====== DATA PROVIDED

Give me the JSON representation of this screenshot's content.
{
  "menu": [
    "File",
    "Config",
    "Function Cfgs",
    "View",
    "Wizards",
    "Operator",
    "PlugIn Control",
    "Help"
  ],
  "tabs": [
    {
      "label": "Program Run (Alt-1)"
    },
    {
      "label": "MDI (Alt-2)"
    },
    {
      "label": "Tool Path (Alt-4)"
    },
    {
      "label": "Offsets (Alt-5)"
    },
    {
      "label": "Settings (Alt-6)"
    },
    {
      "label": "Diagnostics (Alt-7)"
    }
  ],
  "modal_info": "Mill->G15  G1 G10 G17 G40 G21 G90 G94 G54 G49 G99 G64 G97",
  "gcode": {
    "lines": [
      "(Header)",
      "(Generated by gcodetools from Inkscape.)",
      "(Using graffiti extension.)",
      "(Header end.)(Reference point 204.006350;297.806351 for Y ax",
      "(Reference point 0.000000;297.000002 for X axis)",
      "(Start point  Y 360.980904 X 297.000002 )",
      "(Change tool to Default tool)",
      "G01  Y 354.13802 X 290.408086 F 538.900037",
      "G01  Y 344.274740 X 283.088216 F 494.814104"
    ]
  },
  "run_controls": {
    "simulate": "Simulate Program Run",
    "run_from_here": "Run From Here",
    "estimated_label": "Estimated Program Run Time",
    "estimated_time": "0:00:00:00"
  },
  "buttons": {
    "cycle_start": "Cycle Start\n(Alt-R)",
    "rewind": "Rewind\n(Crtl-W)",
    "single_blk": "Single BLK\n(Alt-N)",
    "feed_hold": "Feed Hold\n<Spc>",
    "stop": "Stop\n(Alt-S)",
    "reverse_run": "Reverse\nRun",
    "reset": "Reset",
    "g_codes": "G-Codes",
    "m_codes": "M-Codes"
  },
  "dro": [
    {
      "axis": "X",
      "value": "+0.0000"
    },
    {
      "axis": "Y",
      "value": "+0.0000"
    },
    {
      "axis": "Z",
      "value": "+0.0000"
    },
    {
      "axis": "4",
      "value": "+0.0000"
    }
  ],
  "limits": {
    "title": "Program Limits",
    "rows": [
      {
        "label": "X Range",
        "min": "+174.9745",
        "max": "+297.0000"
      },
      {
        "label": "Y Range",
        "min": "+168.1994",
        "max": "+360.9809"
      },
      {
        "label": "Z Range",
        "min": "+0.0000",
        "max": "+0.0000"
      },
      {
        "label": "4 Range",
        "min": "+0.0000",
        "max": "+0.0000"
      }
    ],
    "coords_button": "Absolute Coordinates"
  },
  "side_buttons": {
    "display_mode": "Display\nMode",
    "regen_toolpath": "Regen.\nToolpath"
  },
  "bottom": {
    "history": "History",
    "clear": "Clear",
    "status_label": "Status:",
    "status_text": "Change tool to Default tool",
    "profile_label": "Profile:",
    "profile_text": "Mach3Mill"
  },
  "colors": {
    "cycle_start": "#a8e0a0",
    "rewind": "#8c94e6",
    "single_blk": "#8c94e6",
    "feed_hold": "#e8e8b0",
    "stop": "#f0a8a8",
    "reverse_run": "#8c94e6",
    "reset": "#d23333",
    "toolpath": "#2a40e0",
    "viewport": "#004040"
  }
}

============

- STATED GOAL
Identify the lines that hold the word "point". Copy every one of them.

- CORRECT ANSWER
      "(Header end.)(Reference point 204.006350;297.806351 for Y ax",
      "(Reference point 0.000000;297.000002 for X axis)",
      "(Start point  Y 360.980904 X 297.000002 )",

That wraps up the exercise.